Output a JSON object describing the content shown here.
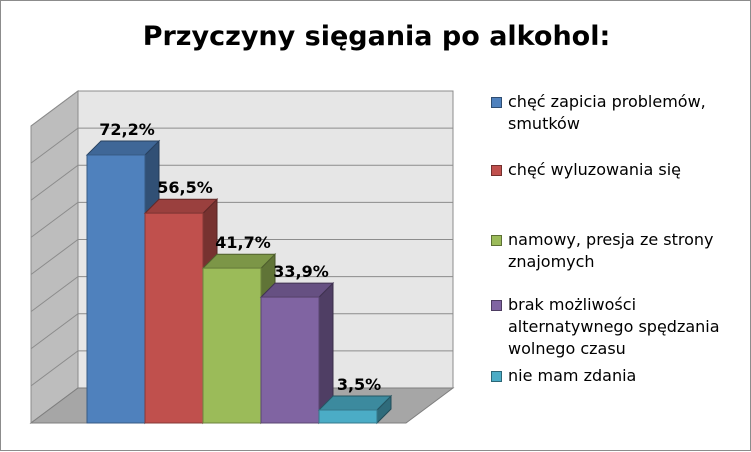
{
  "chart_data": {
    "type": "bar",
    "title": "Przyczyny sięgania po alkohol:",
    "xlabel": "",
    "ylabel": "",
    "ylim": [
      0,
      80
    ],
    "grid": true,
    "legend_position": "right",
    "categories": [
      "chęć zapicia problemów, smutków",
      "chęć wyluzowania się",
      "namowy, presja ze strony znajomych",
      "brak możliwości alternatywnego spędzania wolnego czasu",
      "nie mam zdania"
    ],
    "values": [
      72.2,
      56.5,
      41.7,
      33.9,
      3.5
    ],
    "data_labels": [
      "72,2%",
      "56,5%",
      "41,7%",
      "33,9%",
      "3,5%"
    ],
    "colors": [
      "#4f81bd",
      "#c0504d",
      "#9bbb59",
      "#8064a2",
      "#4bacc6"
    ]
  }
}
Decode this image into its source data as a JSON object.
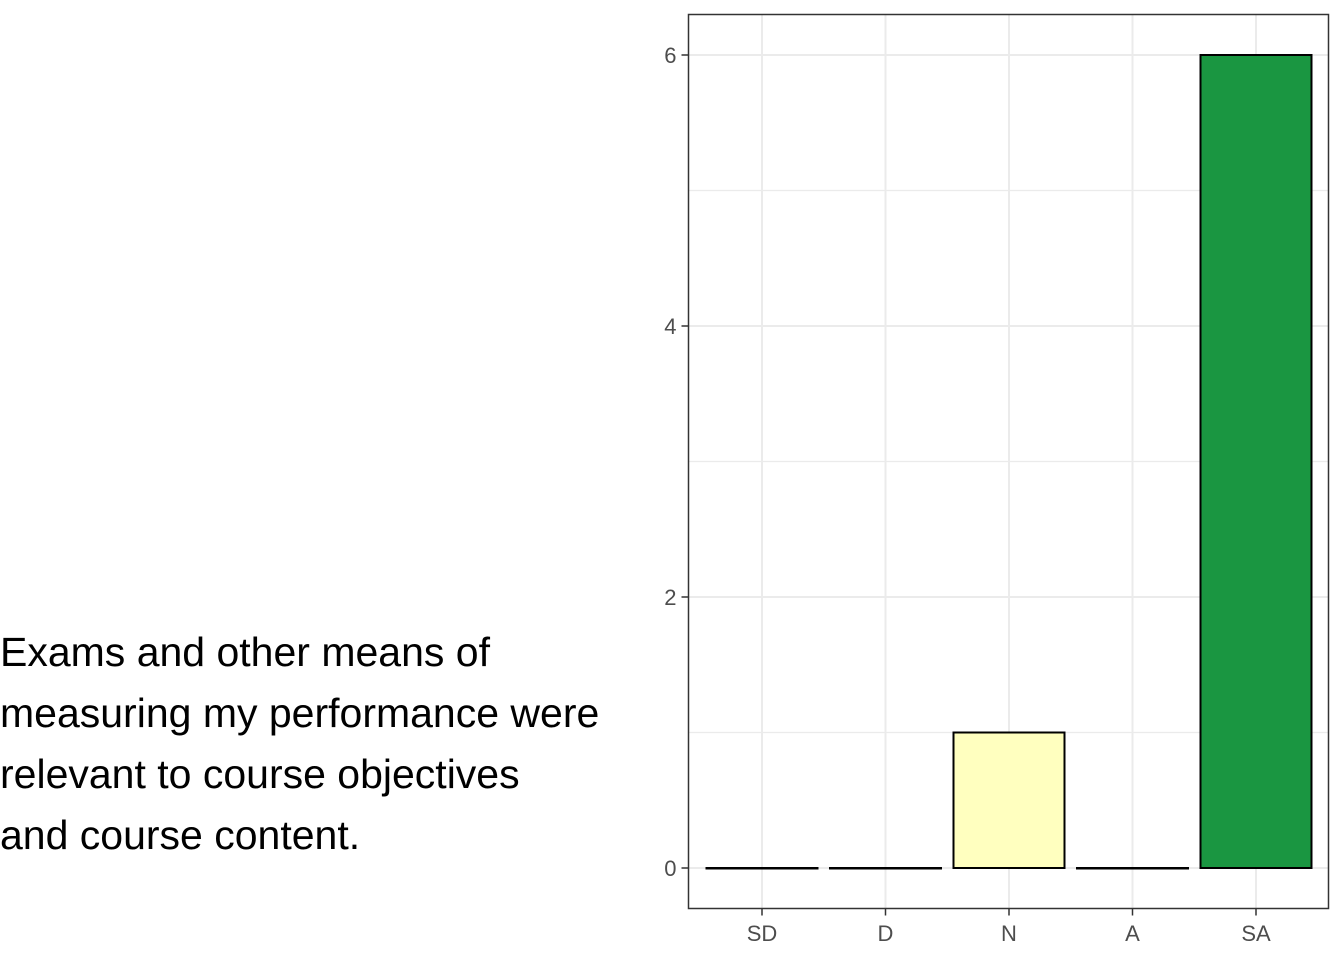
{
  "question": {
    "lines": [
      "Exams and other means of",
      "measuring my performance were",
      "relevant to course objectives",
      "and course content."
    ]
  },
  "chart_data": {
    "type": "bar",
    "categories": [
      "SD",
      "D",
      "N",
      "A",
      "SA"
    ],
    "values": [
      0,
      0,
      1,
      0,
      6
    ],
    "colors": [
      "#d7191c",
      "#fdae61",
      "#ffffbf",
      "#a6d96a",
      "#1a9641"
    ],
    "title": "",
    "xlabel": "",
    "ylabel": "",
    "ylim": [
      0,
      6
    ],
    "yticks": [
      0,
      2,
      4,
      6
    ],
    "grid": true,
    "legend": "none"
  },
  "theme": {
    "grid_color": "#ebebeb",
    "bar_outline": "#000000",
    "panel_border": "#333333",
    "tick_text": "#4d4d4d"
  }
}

■ ■ ■ ■ ■

### WORK INSTRUCTIONS:
Every entry above should be duplicated exactly. Do not include the images.

### OUTPUT BELOW:
Output a JSON object describing the content shown here.
{
  "chart_data": {
    "type": "bar",
    "title": "Przyczyny sięgania po alkohol:",
    "xlabel": "",
    "ylabel": "",
    "ylim": [
      0,
      80
    ],
    "grid": true,
    "legend_position": "right",
    "categories": [
      "chęć zapicia problemów, smutków",
      "chęć wyluzowania się",
      "namowy, presja ze strony znajomych",
      "brak możliwości alternatywnego spędzania wolnego czasu",
      "nie mam zdania"
    ],
    "values": [
      72.2,
      56.5,
      41.7,
      33.9,
      3.5
    ],
    "data_labels": [
      "72,2%",
      "56,5%",
      "41,7%",
      "33,9%",
      "3,5%"
    ],
    "colors": [
      "#4f81bd",
      "#c0504d",
      "#9bbb59",
      "#8064a2",
      "#4bacc6"
    ]
  }
}
Decode this image into its source data as a JSON object.
{
  "question": {
    "lines": [
      "Exams and other means of",
      "measuring my performance were",
      "relevant to course objectives",
      "and course content."
    ]
  },
  "chart_data": {
    "type": "bar",
    "categories": [
      "SD",
      "D",
      "N",
      "A",
      "SA"
    ],
    "values": [
      0,
      0,
      1,
      0,
      6
    ],
    "colors": [
      "#d7191c",
      "#fdae61",
      "#ffffbf",
      "#a6d96a",
      "#1a9641"
    ],
    "title": "",
    "xlabel": "",
    "ylabel": "",
    "ylim": [
      0,
      6
    ],
    "yticks": [
      0,
      2,
      4,
      6
    ],
    "grid": true,
    "legend": "none"
  },
  "theme": {
    "grid_color": "#ebebeb",
    "bar_outline": "#000000",
    "panel_border": "#333333",
    "tick_text": "#4d4d4d"
  }
}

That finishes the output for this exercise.